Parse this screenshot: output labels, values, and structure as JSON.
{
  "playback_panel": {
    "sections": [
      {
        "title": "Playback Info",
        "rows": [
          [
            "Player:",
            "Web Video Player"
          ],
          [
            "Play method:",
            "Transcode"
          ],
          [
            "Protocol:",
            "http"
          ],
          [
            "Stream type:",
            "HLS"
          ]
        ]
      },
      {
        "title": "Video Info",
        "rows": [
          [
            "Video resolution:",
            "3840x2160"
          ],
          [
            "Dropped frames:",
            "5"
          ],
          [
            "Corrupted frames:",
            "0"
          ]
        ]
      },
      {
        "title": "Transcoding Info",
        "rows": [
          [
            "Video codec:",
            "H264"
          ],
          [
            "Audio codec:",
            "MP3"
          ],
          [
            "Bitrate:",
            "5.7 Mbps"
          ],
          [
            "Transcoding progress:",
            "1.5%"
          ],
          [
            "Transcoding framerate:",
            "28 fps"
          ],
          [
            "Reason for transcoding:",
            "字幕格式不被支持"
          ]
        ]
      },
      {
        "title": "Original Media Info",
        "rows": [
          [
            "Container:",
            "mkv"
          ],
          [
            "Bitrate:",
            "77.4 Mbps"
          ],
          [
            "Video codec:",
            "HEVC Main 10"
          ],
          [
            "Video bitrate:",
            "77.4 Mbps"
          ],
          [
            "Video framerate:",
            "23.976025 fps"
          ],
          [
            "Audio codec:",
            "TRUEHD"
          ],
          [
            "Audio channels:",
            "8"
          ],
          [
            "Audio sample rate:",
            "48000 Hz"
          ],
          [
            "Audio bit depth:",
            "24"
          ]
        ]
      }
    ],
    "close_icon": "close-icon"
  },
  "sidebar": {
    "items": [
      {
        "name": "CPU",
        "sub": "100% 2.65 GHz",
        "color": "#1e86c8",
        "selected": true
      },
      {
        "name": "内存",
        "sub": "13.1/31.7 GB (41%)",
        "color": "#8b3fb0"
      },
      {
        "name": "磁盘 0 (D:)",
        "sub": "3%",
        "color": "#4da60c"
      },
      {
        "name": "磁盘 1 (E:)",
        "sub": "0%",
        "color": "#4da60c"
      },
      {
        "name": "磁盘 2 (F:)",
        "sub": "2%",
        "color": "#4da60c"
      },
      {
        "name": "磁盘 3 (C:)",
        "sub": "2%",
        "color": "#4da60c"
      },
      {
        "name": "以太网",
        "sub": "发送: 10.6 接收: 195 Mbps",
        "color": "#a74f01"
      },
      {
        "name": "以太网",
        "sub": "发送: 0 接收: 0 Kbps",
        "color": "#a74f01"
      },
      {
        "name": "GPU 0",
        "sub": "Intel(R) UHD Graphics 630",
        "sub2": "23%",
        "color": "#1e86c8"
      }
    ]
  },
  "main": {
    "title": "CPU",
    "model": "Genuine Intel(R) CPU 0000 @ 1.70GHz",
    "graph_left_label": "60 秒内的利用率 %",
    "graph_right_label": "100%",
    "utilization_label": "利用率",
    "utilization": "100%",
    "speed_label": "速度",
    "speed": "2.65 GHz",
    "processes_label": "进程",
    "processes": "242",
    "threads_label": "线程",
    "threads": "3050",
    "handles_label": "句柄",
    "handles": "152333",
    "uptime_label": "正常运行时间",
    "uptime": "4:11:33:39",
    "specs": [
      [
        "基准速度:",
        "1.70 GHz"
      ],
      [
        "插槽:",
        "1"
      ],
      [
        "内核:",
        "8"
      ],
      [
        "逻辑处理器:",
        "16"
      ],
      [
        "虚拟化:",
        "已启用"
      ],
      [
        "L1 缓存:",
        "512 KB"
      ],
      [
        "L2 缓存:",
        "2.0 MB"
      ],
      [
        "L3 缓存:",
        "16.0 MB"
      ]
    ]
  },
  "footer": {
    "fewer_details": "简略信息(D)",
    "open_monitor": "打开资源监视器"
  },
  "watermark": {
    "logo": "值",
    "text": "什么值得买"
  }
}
● ● ● ● ●
> [AIM]: Filter out every line that lacks the word "Info", and copy the rest.

> [COMPLETE OUTPUT]:
        "title": "Playback Info",
        "title": "Video Info",
        "title": "Transcoding Info",
        "title": "Original Media Info",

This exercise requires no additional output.